_Record extracts:_
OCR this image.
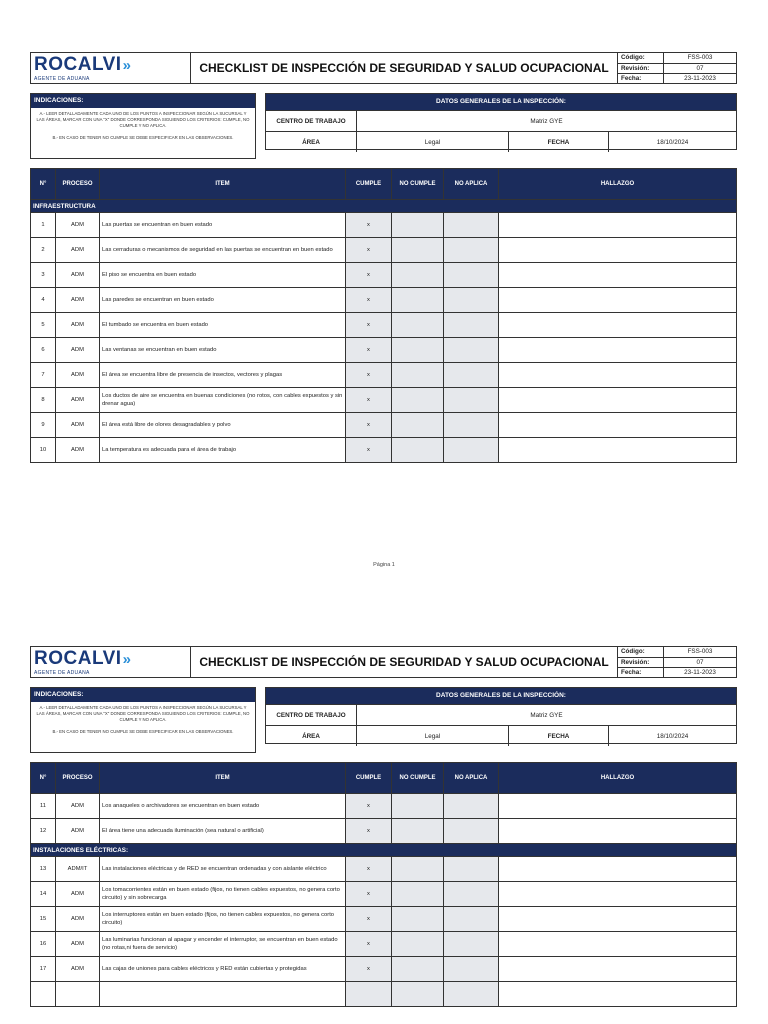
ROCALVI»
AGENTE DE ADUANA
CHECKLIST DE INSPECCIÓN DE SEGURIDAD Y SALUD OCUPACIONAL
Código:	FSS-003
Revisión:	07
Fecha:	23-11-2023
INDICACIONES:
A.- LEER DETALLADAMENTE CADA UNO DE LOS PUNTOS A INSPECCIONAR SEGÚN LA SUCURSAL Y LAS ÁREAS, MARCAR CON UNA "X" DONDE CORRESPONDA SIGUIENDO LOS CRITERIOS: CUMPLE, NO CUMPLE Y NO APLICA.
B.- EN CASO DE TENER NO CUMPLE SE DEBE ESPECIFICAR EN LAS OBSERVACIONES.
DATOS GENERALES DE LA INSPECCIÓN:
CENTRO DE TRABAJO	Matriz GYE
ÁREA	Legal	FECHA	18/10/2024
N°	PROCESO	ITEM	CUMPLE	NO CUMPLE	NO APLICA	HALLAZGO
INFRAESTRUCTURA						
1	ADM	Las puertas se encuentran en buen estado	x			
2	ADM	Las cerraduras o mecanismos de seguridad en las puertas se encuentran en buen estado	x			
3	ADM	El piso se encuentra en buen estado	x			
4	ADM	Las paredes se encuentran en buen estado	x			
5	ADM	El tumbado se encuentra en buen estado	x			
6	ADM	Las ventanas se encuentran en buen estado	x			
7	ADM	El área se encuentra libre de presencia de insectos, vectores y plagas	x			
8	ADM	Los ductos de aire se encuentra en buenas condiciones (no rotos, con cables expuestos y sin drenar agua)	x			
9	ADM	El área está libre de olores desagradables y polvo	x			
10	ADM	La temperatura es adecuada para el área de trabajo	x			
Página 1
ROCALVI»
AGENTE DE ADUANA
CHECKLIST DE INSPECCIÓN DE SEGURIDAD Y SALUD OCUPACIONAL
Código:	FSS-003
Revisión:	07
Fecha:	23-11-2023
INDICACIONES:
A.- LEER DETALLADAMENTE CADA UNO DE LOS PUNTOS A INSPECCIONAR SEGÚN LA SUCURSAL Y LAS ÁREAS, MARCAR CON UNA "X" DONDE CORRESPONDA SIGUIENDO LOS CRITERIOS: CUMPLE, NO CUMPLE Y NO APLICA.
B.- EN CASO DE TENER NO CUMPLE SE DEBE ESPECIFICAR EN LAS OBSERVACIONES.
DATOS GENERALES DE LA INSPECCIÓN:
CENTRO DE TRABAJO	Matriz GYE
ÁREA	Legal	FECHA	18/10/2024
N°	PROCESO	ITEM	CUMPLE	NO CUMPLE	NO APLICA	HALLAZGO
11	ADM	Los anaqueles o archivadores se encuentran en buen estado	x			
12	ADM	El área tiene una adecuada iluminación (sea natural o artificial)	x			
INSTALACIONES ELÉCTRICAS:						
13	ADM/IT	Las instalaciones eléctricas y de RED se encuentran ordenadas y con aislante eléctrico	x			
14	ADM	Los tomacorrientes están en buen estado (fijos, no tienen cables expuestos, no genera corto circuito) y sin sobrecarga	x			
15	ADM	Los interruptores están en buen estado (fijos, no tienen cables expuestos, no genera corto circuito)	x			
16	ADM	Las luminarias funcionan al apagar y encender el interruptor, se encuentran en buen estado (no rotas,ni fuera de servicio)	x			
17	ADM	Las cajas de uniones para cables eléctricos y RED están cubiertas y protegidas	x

* * *

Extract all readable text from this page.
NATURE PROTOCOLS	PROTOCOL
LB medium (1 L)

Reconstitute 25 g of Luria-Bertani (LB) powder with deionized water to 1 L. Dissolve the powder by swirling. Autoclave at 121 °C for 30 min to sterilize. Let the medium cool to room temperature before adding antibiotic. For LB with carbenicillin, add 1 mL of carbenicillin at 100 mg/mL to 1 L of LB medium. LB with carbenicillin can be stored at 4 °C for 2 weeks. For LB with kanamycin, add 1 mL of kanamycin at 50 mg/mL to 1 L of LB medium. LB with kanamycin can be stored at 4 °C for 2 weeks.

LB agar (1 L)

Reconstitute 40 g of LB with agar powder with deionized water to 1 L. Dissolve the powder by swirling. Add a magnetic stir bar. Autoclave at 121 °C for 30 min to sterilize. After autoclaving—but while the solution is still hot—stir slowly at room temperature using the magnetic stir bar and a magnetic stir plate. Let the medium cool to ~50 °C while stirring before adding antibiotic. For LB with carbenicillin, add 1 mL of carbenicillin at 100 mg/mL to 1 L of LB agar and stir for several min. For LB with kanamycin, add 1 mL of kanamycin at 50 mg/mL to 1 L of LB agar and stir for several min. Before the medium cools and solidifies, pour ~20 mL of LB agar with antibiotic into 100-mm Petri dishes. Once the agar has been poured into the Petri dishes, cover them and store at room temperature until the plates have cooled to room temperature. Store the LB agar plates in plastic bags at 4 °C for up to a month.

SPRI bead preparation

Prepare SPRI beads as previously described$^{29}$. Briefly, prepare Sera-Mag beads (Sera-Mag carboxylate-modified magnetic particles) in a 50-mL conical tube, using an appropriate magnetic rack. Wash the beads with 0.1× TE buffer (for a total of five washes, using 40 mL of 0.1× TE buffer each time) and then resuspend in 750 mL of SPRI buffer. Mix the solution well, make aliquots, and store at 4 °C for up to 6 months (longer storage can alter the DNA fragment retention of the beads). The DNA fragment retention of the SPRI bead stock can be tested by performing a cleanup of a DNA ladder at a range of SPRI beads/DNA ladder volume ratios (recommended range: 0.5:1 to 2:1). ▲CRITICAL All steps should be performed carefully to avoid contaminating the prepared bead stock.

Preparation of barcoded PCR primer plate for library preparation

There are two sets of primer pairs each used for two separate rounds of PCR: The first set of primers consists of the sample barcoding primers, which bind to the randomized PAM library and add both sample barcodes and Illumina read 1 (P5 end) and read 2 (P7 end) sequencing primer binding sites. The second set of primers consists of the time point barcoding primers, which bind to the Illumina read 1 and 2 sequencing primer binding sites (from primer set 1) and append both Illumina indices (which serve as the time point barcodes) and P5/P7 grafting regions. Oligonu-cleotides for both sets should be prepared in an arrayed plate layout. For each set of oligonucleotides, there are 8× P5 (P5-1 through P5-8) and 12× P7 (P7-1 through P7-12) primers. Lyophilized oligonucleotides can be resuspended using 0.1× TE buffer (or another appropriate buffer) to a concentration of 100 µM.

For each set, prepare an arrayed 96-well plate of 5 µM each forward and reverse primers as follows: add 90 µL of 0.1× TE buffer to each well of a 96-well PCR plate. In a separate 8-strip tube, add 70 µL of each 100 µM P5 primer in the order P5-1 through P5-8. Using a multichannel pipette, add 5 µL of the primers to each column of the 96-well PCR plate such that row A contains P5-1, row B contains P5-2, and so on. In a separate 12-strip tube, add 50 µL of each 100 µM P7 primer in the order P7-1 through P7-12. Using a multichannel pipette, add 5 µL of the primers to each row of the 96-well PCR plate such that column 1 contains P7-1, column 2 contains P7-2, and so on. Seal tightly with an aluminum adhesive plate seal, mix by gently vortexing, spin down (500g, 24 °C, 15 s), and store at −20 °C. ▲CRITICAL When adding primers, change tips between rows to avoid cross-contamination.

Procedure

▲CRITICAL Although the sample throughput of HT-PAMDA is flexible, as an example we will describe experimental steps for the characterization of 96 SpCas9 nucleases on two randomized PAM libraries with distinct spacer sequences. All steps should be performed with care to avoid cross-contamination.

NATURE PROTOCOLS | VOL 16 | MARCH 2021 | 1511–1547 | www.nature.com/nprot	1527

---

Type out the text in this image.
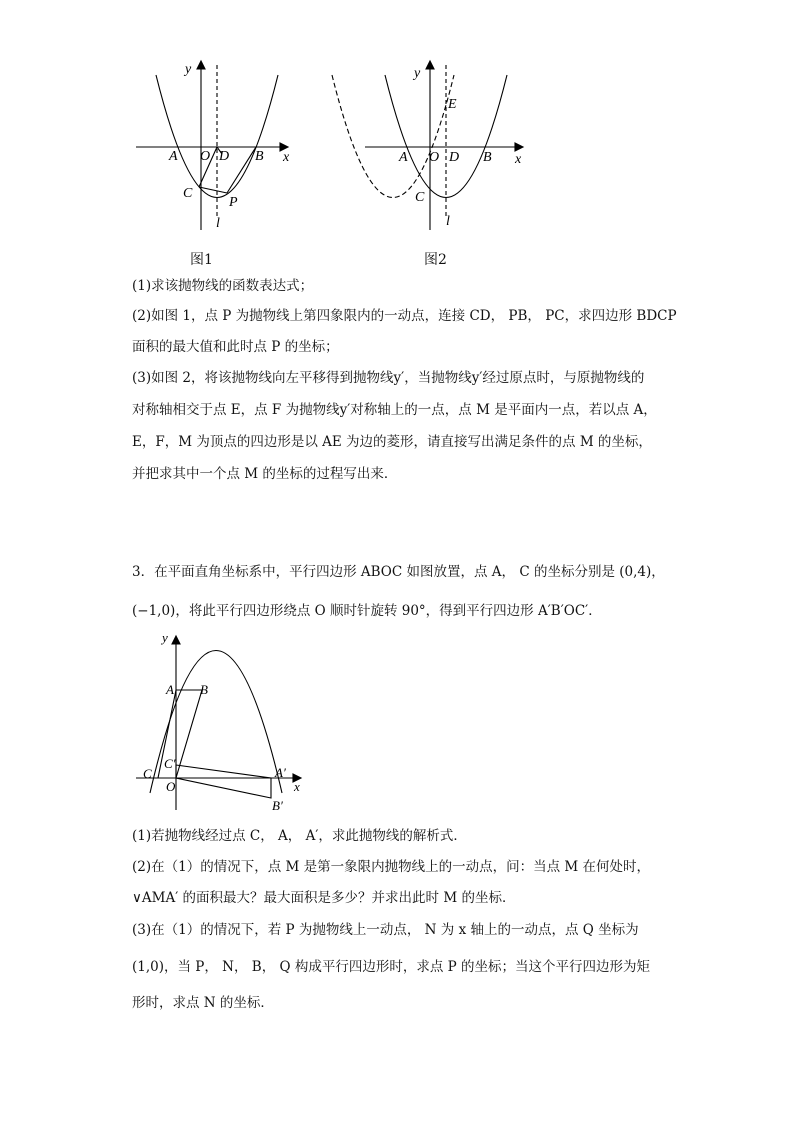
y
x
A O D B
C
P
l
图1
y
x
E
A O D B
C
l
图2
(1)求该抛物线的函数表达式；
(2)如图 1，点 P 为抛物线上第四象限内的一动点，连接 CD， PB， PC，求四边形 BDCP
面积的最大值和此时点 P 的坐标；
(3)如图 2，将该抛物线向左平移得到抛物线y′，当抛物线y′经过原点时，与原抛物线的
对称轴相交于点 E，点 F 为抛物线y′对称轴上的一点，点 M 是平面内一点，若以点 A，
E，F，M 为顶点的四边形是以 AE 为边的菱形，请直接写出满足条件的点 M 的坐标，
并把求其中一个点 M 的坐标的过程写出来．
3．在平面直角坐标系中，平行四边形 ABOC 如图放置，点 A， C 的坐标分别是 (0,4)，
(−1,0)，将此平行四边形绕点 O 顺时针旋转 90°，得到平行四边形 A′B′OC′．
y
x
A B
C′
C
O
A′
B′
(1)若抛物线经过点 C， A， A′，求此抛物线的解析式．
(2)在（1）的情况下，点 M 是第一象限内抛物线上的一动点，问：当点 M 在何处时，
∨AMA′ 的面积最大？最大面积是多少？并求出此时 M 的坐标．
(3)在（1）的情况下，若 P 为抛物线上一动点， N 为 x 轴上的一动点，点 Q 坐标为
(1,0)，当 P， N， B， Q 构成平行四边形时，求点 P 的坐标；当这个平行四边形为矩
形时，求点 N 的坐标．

_Problem requirements:_
In the records above, find the lines containing "PROTOCOLS" and copy them.

_Solution below:_
NATURE PROTOCOLS	PROTOCOL
NATURE PROTOCOLS | VOL 16 | MARCH 2021 | 1511–1547 | www.nature.com/nprot	1527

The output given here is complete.